Aim of the exercise -
Copy all of the following lines verbatim, from the first to the last, changing nothing.

Extracted material -
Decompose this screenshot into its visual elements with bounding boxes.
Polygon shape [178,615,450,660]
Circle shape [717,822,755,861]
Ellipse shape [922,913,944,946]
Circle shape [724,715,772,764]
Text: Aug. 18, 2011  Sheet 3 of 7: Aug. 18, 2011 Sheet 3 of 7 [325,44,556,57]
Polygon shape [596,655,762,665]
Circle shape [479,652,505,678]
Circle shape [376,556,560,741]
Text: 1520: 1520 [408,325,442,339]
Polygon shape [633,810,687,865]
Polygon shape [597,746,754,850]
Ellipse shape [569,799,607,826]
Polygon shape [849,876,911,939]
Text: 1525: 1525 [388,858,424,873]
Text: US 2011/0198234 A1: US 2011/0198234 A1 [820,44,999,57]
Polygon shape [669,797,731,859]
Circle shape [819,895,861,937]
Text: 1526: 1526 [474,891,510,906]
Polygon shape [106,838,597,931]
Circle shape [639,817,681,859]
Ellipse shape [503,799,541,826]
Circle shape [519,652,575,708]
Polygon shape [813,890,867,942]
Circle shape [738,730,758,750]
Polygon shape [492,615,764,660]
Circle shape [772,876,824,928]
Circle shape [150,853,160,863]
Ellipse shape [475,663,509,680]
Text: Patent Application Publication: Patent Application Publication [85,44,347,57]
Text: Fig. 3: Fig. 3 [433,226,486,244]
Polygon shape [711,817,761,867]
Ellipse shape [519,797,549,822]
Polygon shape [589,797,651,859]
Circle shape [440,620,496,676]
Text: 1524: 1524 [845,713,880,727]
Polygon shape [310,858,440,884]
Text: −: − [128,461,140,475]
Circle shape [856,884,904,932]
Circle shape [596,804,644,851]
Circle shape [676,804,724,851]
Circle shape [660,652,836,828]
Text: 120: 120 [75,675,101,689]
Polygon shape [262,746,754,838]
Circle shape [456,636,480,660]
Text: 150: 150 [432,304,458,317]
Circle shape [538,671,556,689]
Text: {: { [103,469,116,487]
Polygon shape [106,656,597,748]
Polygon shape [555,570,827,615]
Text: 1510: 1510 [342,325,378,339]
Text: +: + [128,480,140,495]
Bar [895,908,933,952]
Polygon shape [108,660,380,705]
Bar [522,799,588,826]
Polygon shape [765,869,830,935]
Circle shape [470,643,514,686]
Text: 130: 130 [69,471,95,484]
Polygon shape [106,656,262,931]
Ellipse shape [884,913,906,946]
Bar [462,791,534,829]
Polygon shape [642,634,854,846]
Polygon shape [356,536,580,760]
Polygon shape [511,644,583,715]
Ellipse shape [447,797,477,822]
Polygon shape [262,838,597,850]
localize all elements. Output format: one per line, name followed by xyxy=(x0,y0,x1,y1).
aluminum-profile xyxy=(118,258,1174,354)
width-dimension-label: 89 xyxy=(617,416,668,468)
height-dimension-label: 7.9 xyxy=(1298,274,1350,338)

Response for this exercise -
Decompose this screenshot into its visual elements with bounding boxes.
Polygon shape [178,615,450,660]
Circle shape [717,822,755,861]
Ellipse shape [922,913,944,946]
Circle shape [724,715,772,764]
Text: Aug. 18, 2011  Sheet 3 of 7: Aug. 18, 2011 Sheet 3 of 7 [325,44,556,57]
Polygon shape [596,655,762,665]
Circle shape [479,652,505,678]
Circle shape [376,556,560,741]
Text: 1520: 1520 [408,325,442,339]
Polygon shape [633,810,687,865]
Polygon shape [597,746,754,850]
Ellipse shape [569,799,607,826]
Polygon shape [849,876,911,939]
Text: 1525: 1525 [388,858,424,873]
Text: US 2011/0198234 A1: US 2011/0198234 A1 [820,44,999,57]
Polygon shape [669,797,731,859]
Circle shape [819,895,861,937]
Text: 1526: 1526 [474,891,510,906]
Polygon shape [106,838,597,931]
Circle shape [639,817,681,859]
Ellipse shape [503,799,541,826]
Circle shape [519,652,575,708]
Polygon shape [813,890,867,942]
Circle shape [738,730,758,750]
Polygon shape [492,615,764,660]
Circle shape [772,876,824,928]
Circle shape [150,853,160,863]
Ellipse shape [475,663,509,680]
Text: Patent Application Publication: Patent Application Publication [85,44,347,57]
Text: Fig. 3: Fig. 3 [433,226,486,244]
Polygon shape [711,817,761,867]
Ellipse shape [519,797,549,822]
Polygon shape [589,797,651,859]
Circle shape [440,620,496,676]
Text: 1524: 1524 [845,713,880,727]
Polygon shape [310,858,440,884]
Text: −: − [128,461,140,475]
Circle shape [856,884,904,932]
Circle shape [596,804,644,851]
Circle shape [676,804,724,851]
Circle shape [660,652,836,828]
Text: 120: 120 [75,675,101,689]
Polygon shape [262,746,754,838]
Circle shape [456,636,480,660]
Text: 150: 150 [432,304,458,317]
Circle shape [538,671,556,689]
Text: {: { [103,469,116,487]
Polygon shape [106,656,597,748]
Polygon shape [555,570,827,615]
Text: 1510: 1510 [342,325,378,339]
Text: +: + [128,480,140,495]
Bar [895,908,933,952]
Polygon shape [108,660,380,705]
Bar [522,799,588,826]
Polygon shape [765,869,830,935]
Circle shape [470,643,514,686]
Text: 130: 130 [69,471,95,484]
Polygon shape [106,656,262,931]
Ellipse shape [884,913,906,946]
Bar [462,791,534,829]
Polygon shape [642,634,854,846]
Polygon shape [356,536,580,760]
Polygon shape [511,644,583,715]
Ellipse shape [447,797,477,822]
Polygon shape [262,838,597,850]
localize all elements. Output format: one per line, name followed by xyxy=(x0,y0,x1,y1).
aluminum-profile xyxy=(118,258,1174,354)
width-dimension-label: 89 xyxy=(617,416,668,468)
height-dimension-label: 7.9 xyxy=(1298,274,1350,338)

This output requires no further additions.